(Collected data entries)
* * * * * * * * *
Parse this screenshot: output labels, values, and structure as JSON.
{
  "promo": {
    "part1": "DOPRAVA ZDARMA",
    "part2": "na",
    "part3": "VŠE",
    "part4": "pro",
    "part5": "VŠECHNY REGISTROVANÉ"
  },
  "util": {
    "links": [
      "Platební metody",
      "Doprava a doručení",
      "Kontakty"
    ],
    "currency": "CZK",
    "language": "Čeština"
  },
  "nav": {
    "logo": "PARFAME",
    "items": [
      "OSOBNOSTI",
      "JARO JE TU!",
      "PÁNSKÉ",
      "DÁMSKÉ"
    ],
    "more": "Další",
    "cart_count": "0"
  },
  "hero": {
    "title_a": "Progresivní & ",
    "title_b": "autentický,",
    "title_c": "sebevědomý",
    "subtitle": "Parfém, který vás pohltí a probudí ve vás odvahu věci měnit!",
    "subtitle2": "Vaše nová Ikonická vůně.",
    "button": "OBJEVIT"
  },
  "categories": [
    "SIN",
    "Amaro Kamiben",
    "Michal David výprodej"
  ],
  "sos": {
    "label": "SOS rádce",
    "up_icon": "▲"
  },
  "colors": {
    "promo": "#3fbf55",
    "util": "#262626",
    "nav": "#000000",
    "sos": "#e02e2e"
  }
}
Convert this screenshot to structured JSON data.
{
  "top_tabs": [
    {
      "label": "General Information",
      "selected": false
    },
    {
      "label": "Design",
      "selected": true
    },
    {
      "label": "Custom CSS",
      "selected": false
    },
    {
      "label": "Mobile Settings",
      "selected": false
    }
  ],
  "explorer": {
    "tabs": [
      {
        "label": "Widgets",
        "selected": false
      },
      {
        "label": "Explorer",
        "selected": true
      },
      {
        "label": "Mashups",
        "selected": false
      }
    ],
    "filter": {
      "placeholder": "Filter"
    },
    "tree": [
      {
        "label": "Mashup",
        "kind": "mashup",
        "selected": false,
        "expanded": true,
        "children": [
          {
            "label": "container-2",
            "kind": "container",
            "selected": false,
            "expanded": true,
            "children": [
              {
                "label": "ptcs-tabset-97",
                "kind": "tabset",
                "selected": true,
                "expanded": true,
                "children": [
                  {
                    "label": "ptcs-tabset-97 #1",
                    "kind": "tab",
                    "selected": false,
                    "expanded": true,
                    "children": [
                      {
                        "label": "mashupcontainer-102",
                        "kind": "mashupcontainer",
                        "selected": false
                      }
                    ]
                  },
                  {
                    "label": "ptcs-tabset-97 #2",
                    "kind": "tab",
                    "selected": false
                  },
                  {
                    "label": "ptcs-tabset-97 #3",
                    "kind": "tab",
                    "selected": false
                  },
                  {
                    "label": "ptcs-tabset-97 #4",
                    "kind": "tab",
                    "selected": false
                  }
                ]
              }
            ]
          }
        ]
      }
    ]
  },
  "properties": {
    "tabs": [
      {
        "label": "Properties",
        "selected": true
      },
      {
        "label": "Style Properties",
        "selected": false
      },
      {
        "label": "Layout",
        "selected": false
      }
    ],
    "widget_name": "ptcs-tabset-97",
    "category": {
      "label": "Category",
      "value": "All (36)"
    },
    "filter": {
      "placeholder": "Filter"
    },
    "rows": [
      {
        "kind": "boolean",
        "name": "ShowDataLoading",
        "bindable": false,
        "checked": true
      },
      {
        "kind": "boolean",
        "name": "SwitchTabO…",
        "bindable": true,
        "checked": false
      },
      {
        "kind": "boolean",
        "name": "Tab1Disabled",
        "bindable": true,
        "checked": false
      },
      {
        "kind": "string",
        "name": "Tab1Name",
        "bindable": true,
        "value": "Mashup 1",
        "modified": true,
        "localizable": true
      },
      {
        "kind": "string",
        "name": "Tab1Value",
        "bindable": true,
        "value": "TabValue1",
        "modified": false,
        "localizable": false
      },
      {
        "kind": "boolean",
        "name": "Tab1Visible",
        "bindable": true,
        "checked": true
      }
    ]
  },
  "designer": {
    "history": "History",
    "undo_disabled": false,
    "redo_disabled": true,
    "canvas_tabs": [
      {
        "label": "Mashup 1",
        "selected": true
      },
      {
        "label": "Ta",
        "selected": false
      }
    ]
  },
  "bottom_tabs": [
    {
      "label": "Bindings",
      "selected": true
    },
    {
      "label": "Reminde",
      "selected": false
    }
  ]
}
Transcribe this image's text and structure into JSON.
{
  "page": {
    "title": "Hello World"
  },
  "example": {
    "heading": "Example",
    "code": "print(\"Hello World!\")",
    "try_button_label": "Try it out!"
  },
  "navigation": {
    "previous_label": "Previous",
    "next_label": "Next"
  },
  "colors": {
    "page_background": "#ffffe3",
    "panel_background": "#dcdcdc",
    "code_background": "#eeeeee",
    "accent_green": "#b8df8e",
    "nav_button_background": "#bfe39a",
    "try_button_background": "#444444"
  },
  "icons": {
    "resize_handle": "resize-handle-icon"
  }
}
* * * * * * * * *
Every entry should be printed again exactly as it stands.

**Result below:**
Parse this screenshot: output labels, values, and structure as JSON.
{
  "promo": {
    "part1": "DOPRAVA ZDARMA",
    "part2": "na",
    "part3": "VŠE",
    "part4": "pro",
    "part5": "VŠECHNY REGISTROVANÉ"
  },
  "util": {
    "links": [
      "Platební metody",
      "Doprava a doručení",
      "Kontakty"
    ],
    "currency": "CZK",
    "language": "Čeština"
  },
  "nav": {
    "logo": "PARFAME",
    "items": [
      "OSOBNOSTI",
      "JARO JE TU!",
      "PÁNSKÉ",
      "DÁMSKÉ"
    ],
    "more": "Další",
    "cart_count": "0"
  },
  "hero": {
    "title_a": "Progresivní & ",
    "title_b": "autentický,",
    "title_c": "sebevědomý",
    "subtitle": "Parfém, který vás pohltí a probudí ve vás odvahu věci měnit!",
    "subtitle2": "Vaše nová Ikonická vůně.",
    "button": "OBJEVIT"
  },
  "categories": [
    "SIN",
    "Amaro Kamiben",
    "Michal David výprodej"
  ],
  "sos": {
    "label": "SOS rádce",
    "up_icon": "▲"
  },
  "colors": {
    "promo": "#3fbf55",
    "util": "#262626",
    "nav": "#000000",
    "sos": "#e02e2e"
  }
}
Convert this screenshot to structured JSON data.
{
  "top_tabs": [
    {
      "label": "General Information",
      "selected": false
    },
    {
      "label": "Design",
      "selected": true
    },
    {
      "label": "Custom CSS",
      "selected": false
    },
    {
      "label": "Mobile Settings",
      "selected": false
    }
  ],
  "explorer": {
    "tabs": [
      {
        "label": "Widgets",
        "selected": false
      },
      {
        "label": "Explorer",
        "selected": true
      },
      {
        "label": "Mashups",
        "selected": false
      }
    ],
    "filter": {
      "placeholder": "Filter"
    },
    "tree": [
      {
        "label": "Mashup",
        "kind": "mashup",
        "selected": false,
        "expanded": true,
        "children": [
          {
            "label": "container-2",
            "kind": "container",
            "selected": false,
            "expanded": true,
            "children": [
              {
                "label": "ptcs-tabset-97",
                "kind": "tabset",
                "selected": true,
                "expanded": true,
                "children": [
                  {
                    "label": "ptcs-tabset-97 #1",
                    "kind": "tab",
                    "selected": false,
                    "expanded": true,
                    "children": [
                      {
                        "label": "mashupcontainer-102",
                        "kind": "mashupcontainer",
                        "selected": false
                      }
                    ]
                  },
                  {
                    "label": "ptcs-tabset-97 #2",
                    "kind": "tab",
                    "selected": false
                  },
                  {
                    "label": "ptcs-tabset-97 #3",
                    "kind": "tab",
                    "selected": false
                  },
                  {
                    "label": "ptcs-tabset-97 #4",
                    "kind": "tab",
                    "selected": false
                  }
                ]
              }
            ]
          }
        ]
      }
    ]
  },
  "properties": {
    "tabs": [
      {
        "label": "Properties",
        "selected": true
      },
      {
        "label": "Style Properties",
        "selected": false
      },
      {
        "label": "Layout",
        "selected": false
      }
    ],
    "widget_name": "ptcs-tabset-97",
    "category": {
      "label": "Category",
      "value": "All (36)"
    },
    "filter": {
      "placeholder": "Filter"
    },
    "rows": [
      {
        "kind": "boolean",
        "name": "ShowDataLoading",
        "bindable": false,
        "checked": true
      },
      {
        "kind": "boolean",
        "name": "SwitchTabO…",
        "bindable": true,
        "checked": false
      },
      {
        "kind": "boolean",
        "name": "Tab1Disabled",
        "bindable": true,
        "checked": false
      },
      {
        "kind": "string",
        "name": "Tab1Name",
        "bindable": true,
        "value": "Mashup 1",
        "modified": true,
        "localizable": true
      },
      {
        "kind": "string",
        "name": "Tab1Value",
        "bindable": true,
        "value": "TabValue1",
        "modified": false,
        "localizable": false
      },
      {
        "kind": "boolean",
        "name": "Tab1Visible",
        "bindable": true,
        "checked": true
      }
    ]
  },
  "designer": {
    "history": "History",
    "undo_disabled": false,
    "redo_disabled": true,
    "canvas_tabs": [
      {
        "label": "Mashup 1",
        "selected": true
      },
      {
        "label": "Ta",
        "selected": false
      }
    ]
  },
  "bottom_tabs": [
    {
      "label": "Bindings",
      "selected": true
    },
    {
      "label": "Reminde",
      "selected": false
    }
  ]
}
Transcribe this image's text and structure into JSON.
{
  "page": {
    "title": "Hello World"
  },
  "example": {
    "heading": "Example",
    "code": "print(\"Hello World!\")",
    "try_button_label": "Try it out!"
  },
  "navigation": {
    "previous_label": "Previous",
    "next_label": "Next"
  },
  "colors": {
    "page_background": "#ffffe3",
    "panel_background": "#dcdcdc",
    "code_background": "#eeeeee",
    "accent_green": "#b8df8e",
    "nav_button_background": "#bfe39a",
    "try_button_background": "#444444"
  },
  "icons": {
    "resize_handle": "resize-handle-icon"
  }
}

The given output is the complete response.